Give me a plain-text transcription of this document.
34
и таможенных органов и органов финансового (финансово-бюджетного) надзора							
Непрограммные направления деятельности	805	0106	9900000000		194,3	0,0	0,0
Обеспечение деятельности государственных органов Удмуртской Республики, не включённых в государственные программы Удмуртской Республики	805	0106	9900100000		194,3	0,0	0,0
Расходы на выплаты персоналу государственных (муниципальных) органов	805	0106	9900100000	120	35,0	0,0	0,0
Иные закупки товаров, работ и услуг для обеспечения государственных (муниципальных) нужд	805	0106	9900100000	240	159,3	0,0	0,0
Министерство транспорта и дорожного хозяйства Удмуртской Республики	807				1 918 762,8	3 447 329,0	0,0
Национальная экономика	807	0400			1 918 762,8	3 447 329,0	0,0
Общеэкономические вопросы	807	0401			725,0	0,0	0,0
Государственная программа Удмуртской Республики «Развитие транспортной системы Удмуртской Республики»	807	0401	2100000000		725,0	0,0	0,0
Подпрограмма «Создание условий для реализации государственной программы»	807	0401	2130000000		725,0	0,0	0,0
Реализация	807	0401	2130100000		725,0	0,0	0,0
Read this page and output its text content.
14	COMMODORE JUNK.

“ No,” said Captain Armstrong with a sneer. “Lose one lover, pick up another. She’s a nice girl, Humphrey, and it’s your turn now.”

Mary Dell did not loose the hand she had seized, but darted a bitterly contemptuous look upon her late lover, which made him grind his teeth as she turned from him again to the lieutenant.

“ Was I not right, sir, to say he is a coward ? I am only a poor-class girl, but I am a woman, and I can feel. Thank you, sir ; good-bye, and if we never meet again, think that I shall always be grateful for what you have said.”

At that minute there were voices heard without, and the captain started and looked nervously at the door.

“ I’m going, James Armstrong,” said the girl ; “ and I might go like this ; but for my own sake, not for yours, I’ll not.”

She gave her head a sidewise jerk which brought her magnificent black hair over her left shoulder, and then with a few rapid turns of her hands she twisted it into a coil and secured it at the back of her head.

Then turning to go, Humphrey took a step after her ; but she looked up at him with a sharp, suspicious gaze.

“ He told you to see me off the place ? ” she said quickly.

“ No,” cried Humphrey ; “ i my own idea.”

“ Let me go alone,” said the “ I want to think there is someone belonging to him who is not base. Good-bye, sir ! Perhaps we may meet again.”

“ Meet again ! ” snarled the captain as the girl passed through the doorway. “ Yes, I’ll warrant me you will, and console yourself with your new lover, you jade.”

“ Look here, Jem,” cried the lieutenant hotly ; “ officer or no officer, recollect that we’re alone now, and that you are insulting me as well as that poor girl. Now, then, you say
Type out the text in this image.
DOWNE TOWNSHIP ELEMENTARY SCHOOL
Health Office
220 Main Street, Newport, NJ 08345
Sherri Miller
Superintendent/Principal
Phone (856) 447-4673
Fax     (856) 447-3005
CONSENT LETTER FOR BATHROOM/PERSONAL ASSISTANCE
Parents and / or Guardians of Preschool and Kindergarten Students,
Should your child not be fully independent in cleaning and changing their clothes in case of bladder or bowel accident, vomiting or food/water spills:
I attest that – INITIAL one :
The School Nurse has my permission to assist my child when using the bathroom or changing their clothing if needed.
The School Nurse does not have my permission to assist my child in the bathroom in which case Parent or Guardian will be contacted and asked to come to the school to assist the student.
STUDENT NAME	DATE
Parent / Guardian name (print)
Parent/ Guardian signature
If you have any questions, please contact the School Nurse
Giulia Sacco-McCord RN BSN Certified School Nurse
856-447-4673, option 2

━━━━━━━━━━━━━━━━

## Stated goal
Write down every line of the data exactly as it appears above.

## Exercise result
Give me a plain-text transcription of this document.
34
и таможенных органов и органов финансового (финансово-бюджетного) надзора							
Непрограммные направления деятельности	805	0106	9900000000		194,3	0,0	0,0
Обеспечение деятельности государственных органов Удмуртской Республики, не включённых в государственные программы Удмуртской Республики	805	0106	9900100000		194,3	0,0	0,0
Расходы на выплаты персоналу государственных (муниципальных) органов	805	0106	9900100000	120	35,0	0,0	0,0
Иные закупки товаров, работ и услуг для обеспечения государственных (муниципальных) нужд	805	0106	9900100000	240	159,3	0,0	0,0
Министерство транспорта и дорожного хозяйства Удмуртской Республики	807				1 918 762,8	3 447 329,0	0,0
Национальная экономика	807	0400			1 918 762,8	3 447 329,0	0,0
Общеэкономические вопросы	807	0401			725,0	0,0	0,0
Государственная программа Удмуртской Республики «Развитие транспортной системы Удмуртской Республики»	807	0401	2100000000		725,0	0,0	0,0
Подпрограмма «Создание условий для реализации государственной программы»	807	0401	2130000000		725,0	0,0	0,0
Реализация	807	0401	2130100000		725,0	0,0	0,0
Read this page and output its text content.
14	COMMODORE JUNK.

“ No,” said Captain Armstrong with a sneer. “Lose one lover, pick up another. She’s a nice girl, Humphrey, and it’s your turn now.”

Mary Dell did not loose the hand she had seized, but darted a bitterly contemptuous look upon her late lover, which made him grind his teeth as she turned from him again to the lieutenant.

“ Was I not right, sir, to say he is a coward ? I am only a poor-class girl, but I am a woman, and I can feel. Thank you, sir ; good-bye, and if we never meet again, think that I shall always be grateful for what you have said.”

At that minute there were voices heard without, and the captain started and looked nervously at the door.

“ I’m going, James Armstrong,” said the girl ; “ and I might go like this ; but for my own sake, not for yours, I’ll not.”

She gave her head a sidewise jerk which brought her magnificent black hair over her left shoulder, and then with a few rapid turns of her hands she twisted it into a coil and secured it at the back of her head.

Then turning to go, Humphrey took a step after her ; but she looked up at him with a sharp, suspicious gaze.

“ He told you to see me off the place ? ” she said quickly.

“ No,” cried Humphrey ; “ i my own idea.”

“ Let me go alone,” said the “ I want to think there is someone belonging to him who is not base. Good-bye, sir ! Perhaps we may meet again.”

“ Meet again ! ” snarled the captain as the girl passed through the doorway. “ Yes, I’ll warrant me you will, and console yourself with your new lover, you jade.”

“ Look here, Jem,” cried the lieutenant hotly ; “ officer or no officer, recollect that we’re alone now, and that you are insulting me as well as that poor girl. Now, then, you say
Type out the text in this image.
DOWNE TOWNSHIP ELEMENTARY SCHOOL
Health Office
220 Main Street, Newport, NJ 08345
Sherri Miller
Superintendent/Principal
Phone (856) 447-4673
Fax     (856) 447-3005
CONSENT LETTER FOR BATHROOM/PERSONAL ASSISTANCE
Parents and / or Guardians of Preschool and Kindergarten Students,
Should your child not be fully independent in cleaning and changing their clothes in case of bladder or bowel accident, vomiting or food/water spills:
I attest that – INITIAL one :
The School Nurse has my permission to assist my child when using the bathroom or changing their clothing if needed.
The School Nurse does not have my permission to assist my child in the bathroom in which case Parent or Guardian will be contacted and asked to come to the school to assist the student.
STUDENT NAME	DATE
Parent / Guardian name (print)
Parent/ Guardian signature
If you have any questions, please contact the School Nurse
Giulia Sacco-McCord RN BSN Certified School Nurse
856-447-4673, option 2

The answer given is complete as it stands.